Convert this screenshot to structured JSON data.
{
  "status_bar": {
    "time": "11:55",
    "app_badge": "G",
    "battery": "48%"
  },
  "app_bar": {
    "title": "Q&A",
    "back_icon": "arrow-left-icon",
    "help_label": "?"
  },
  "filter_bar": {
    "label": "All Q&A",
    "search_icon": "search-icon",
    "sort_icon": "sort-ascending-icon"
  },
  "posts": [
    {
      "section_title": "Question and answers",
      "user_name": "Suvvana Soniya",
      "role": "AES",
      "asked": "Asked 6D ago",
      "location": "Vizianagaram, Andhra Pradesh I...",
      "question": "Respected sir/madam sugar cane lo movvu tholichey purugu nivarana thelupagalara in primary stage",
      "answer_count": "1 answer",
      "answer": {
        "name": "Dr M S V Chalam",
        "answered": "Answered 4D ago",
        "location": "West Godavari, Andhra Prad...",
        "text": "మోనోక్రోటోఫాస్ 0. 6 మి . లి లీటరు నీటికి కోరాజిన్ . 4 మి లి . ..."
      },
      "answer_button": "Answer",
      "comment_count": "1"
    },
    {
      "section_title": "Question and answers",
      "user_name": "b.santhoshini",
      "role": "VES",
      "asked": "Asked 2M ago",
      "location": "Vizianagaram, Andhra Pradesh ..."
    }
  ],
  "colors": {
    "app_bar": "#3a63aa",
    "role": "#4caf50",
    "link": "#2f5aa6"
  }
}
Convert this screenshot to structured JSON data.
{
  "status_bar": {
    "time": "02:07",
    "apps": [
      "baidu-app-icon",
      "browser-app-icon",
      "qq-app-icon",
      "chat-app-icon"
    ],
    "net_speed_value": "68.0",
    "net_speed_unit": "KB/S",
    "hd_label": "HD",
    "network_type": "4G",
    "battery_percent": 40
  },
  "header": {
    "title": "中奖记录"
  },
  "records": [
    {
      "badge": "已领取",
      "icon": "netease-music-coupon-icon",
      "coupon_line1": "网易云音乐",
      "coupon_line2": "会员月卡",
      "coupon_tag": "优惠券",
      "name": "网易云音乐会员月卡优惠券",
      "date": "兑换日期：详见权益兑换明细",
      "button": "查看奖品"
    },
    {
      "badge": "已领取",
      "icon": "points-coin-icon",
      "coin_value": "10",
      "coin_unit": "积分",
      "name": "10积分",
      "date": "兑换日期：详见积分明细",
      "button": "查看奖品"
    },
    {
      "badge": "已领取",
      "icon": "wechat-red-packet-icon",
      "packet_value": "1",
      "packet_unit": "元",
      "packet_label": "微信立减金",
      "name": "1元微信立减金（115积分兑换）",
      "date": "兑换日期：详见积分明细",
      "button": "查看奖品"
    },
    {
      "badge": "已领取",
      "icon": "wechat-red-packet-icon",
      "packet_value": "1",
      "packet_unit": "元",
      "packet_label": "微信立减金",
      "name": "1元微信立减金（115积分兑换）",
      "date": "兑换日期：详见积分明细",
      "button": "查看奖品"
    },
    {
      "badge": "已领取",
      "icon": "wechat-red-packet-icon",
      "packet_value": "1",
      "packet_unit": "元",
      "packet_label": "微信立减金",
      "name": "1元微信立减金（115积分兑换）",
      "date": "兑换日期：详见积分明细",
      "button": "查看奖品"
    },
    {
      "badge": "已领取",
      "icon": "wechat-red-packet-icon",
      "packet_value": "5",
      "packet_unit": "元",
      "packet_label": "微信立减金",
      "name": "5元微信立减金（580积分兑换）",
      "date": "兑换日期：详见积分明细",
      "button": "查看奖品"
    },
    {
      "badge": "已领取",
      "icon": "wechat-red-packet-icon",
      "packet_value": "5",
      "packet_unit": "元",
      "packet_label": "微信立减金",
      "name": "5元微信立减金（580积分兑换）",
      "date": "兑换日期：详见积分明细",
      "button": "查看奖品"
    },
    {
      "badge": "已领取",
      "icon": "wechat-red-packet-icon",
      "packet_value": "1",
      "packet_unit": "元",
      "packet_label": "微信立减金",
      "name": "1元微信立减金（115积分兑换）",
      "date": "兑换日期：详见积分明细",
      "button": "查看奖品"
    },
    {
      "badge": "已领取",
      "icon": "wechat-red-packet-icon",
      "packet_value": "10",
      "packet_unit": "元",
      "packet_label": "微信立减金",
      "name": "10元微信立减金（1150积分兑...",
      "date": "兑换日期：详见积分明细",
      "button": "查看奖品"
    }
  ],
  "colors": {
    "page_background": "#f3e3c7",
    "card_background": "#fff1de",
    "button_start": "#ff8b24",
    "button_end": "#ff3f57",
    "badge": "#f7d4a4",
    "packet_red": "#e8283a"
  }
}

___

» EXERCISE: The records above should all be quoted exactly, please.

» FINISHED EXERCISE:
Convert this screenshot to structured JSON data.
{
  "status_bar": {
    "time": "11:55",
    "app_badge": "G",
    "battery": "48%"
  },
  "app_bar": {
    "title": "Q&A",
    "back_icon": "arrow-left-icon",
    "help_label": "?"
  },
  "filter_bar": {
    "label": "All Q&A",
    "search_icon": "search-icon",
    "sort_icon": "sort-ascending-icon"
  },
  "posts": [
    {
      "section_title": "Question and answers",
      "user_name": "Suvvana Soniya",
      "role": "AES",
      "asked": "Asked 6D ago",
      "location": "Vizianagaram, Andhra Pradesh I...",
      "question": "Respected sir/madam sugar cane lo movvu tholichey purugu nivarana thelupagalara in primary stage",
      "answer_count": "1 answer",
      "answer": {
        "name": "Dr M S V Chalam",
        "answered": "Answered 4D ago",
        "location": "West Godavari, Andhra Prad...",
        "text": "మోనోక్రోటోఫాస్ 0. 6 మి . లి లీటరు నీటికి కోరాజిన్ . 4 మి లి . ..."
      },
      "answer_button": "Answer",
      "comment_count": "1"
    },
    {
      "section_title": "Question and answers",
      "user_name": "b.santhoshini",
      "role": "VES",
      "asked": "Asked 2M ago",
      "location": "Vizianagaram, Andhra Pradesh ..."
    }
  ],
  "colors": {
    "app_bar": "#3a63aa",
    "role": "#4caf50",
    "link": "#2f5aa6"
  }
}
Convert this screenshot to structured JSON data.
{
  "status_bar": {
    "time": "02:07",
    "apps": [
      "baidu-app-icon",
      "browser-app-icon",
      "qq-app-icon",
      "chat-app-icon"
    ],
    "net_speed_value": "68.0",
    "net_speed_unit": "KB/S",
    "hd_label": "HD",
    "network_type": "4G",
    "battery_percent": 40
  },
  "header": {
    "title": "中奖记录"
  },
  "records": [
    {
      "badge": "已领取",
      "icon": "netease-music-coupon-icon",
      "coupon_line1": "网易云音乐",
      "coupon_line2": "会员月卡",
      "coupon_tag": "优惠券",
      "name": "网易云音乐会员月卡优惠券",
      "date": "兑换日期：详见权益兑换明细",
      "button": "查看奖品"
    },
    {
      "badge": "已领取",
      "icon": "points-coin-icon",
      "coin_value": "10",
      "coin_unit": "积分",
      "name": "10积分",
      "date": "兑换日期：详见积分明细",
      "button": "查看奖品"
    },
    {
      "badge": "已领取",
      "icon": "wechat-red-packet-icon",
      "packet_value": "1",
      "packet_unit": "元",
      "packet_label": "微信立减金",
      "name": "1元微信立减金（115积分兑换）",
      "date": "兑换日期：详见积分明细",
      "button": "查看奖品"
    },
    {
      "badge": "已领取",
      "icon": "wechat-red-packet-icon",
      "packet_value": "1",
      "packet_unit": "元",
      "packet_label": "微信立减金",
      "name": "1元微信立减金（115积分兑换）",
      "date": "兑换日期：详见积分明细",
      "button": "查看奖品"
    },
    {
      "badge": "已领取",
      "icon": "wechat-red-packet-icon",
      "packet_value": "1",
      "packet_unit": "元",
      "packet_label": "微信立减金",
      "name": "1元微信立减金（115积分兑换）",
      "date": "兑换日期：详见积分明细",
      "button": "查看奖品"
    },
    {
      "badge": "已领取",
      "icon": "wechat-red-packet-icon",
      "packet_value": "5",
      "packet_unit": "元",
      "packet_label": "微信立减金",
      "name": "5元微信立减金（580积分兑换）",
      "date": "兑换日期：详见积分明细",
      "button": "查看奖品"
    },
    {
      "badge": "已领取",
      "icon": "wechat-red-packet-icon",
      "packet_value": "5",
      "packet_unit": "元",
      "packet_label": "微信立减金",
      "name": "5元微信立减金（580积分兑换）",
      "date": "兑换日期：详见积分明细",
      "button": "查看奖品"
    },
    {
      "badge": "已领取",
      "icon": "wechat-red-packet-icon",
      "packet_value": "1",
      "packet_unit": "元",
      "packet_label": "微信立减金",
      "name": "1元微信立减金（115积分兑换）",
      "date": "兑换日期：详见积分明细",
      "button": "查看奖品"
    },
    {
      "badge": "已领取",
      "icon": "wechat-red-packet-icon",
      "packet_value": "10",
      "packet_unit": "元",
      "packet_label": "微信立减金",
      "name": "10元微信立减金（1150积分兑...",
      "date": "兑换日期：详见积分明细",
      "button": "查看奖品"
    }
  ],
  "colors": {
    "page_background": "#f3e3c7",
    "card_background": "#fff1de",
    "button_start": "#ff8b24",
    "button_end": "#ff3f57",
    "badge": "#f7d4a4",
    "packet_red": "#e8283a"
  }
}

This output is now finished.